(Entries taken from a collection)
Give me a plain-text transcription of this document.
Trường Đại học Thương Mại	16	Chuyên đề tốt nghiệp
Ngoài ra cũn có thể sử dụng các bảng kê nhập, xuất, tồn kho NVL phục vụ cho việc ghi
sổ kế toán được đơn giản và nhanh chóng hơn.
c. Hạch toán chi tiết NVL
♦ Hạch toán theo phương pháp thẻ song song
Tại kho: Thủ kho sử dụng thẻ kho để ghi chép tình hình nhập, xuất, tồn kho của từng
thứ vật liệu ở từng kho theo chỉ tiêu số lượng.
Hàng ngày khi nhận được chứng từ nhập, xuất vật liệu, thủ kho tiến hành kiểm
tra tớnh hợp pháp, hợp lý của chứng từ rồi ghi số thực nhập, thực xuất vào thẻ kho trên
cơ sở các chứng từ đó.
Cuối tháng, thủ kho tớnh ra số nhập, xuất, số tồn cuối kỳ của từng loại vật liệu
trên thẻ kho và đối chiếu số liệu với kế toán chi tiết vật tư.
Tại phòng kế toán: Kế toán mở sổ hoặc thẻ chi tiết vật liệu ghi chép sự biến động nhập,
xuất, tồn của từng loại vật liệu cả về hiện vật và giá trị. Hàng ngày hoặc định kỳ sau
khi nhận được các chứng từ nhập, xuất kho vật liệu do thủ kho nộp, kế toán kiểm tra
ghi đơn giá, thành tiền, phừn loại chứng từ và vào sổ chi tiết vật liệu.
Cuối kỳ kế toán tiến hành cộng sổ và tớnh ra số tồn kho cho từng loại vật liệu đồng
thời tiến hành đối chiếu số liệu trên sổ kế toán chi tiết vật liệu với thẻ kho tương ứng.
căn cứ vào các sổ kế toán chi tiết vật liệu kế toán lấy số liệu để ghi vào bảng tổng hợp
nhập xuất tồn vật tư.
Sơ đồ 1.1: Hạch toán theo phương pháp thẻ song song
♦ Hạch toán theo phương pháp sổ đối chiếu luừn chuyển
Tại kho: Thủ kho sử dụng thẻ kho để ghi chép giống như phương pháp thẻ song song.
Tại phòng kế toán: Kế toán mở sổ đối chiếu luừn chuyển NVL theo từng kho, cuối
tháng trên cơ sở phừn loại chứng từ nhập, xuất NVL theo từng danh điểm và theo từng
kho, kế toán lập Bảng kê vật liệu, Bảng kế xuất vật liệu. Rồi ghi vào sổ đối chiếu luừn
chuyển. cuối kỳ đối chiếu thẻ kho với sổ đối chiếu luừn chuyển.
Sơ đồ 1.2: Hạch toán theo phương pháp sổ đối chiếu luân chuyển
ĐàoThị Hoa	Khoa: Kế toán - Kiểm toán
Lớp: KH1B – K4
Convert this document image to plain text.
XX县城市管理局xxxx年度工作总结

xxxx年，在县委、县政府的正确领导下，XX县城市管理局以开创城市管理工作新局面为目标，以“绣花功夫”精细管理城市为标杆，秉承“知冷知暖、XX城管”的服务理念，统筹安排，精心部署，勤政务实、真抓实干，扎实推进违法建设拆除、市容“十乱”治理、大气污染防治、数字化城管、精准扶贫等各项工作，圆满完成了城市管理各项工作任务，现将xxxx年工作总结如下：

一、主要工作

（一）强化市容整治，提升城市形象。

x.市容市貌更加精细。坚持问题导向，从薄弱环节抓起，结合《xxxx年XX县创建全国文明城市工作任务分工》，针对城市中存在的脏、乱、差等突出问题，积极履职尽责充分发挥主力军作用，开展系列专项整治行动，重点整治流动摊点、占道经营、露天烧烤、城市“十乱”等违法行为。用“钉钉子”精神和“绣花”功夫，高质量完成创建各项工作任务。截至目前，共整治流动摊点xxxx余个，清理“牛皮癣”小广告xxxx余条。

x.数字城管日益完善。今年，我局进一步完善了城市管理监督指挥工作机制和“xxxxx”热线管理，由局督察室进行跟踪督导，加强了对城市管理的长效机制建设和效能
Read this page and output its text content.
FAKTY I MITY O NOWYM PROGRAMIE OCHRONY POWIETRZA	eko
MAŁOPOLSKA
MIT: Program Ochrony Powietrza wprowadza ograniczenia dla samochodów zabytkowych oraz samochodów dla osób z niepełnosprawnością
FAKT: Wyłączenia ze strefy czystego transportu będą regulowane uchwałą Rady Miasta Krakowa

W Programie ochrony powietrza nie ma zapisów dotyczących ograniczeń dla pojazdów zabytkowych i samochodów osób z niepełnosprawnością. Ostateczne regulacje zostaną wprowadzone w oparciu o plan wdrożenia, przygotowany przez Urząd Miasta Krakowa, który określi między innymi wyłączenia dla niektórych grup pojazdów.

- [REQUIRED WORK]: From the line that contains "Convert this document image to plain text." down to the last line of the listing above, repeat each line exactly, and include nothing else.

- [EXERCISE OUTPUT]:
Convert this document image to plain text.
XX县城市管理局xxxx年度工作总结

xxxx年，在县委、县政府的正确领导下，XX县城市管理局以开创城市管理工作新局面为目标，以“绣花功夫”精细管理城市为标杆，秉承“知冷知暖、XX城管”的服务理念，统筹安排，精心部署，勤政务实、真抓实干，扎实推进违法建设拆除、市容“十乱”治理、大气污染防治、数字化城管、精准扶贫等各项工作，圆满完成了城市管理各项工作任务，现将xxxx年工作总结如下：

一、主要工作

（一）强化市容整治，提升城市形象。

x.市容市貌更加精细。坚持问题导向，从薄弱环节抓起，结合《xxxx年XX县创建全国文明城市工作任务分工》，针对城市中存在的脏、乱、差等突出问题，积极履职尽责充分发挥主力军作用，开展系列专项整治行动，重点整治流动摊点、占道经营、露天烧烤、城市“十乱”等违法行为。用“钉钉子”精神和“绣花”功夫，高质量完成创建各项工作任务。截至目前，共整治流动摊点xxxx余个，清理“牛皮癣”小广告xxxx余条。

x.数字城管日益完善。今年，我局进一步完善了城市管理监督指挥工作机制和“xxxxx”热线管理，由局督察室进行跟踪督导，加强了对城市管理的长效机制建设和效能
Read this page and output its text content.
FAKTY I MITY O NOWYM PROGRAMIE OCHRONY POWIETRZA	eko
MAŁOPOLSKA
MIT: Program Ochrony Powietrza wprowadza ograniczenia dla samochodów zabytkowych oraz samochodów dla osób z niepełnosprawnością
FAKT: Wyłączenia ze strefy czystego transportu będą regulowane uchwałą Rady Miasta Krakowa

W Programie ochrony powietrza nie ma zapisów dotyczących ograniczeń dla pojazdów zabytkowych i samochodów osób z niepełnosprawnością. Ostateczne regulacje zostaną wprowadzone w oparciu o plan wdrożenia, przygotowany przez Urząd Miasta Krakowa, który określi między innymi wyłączenia dla niektórych grup pojazdów.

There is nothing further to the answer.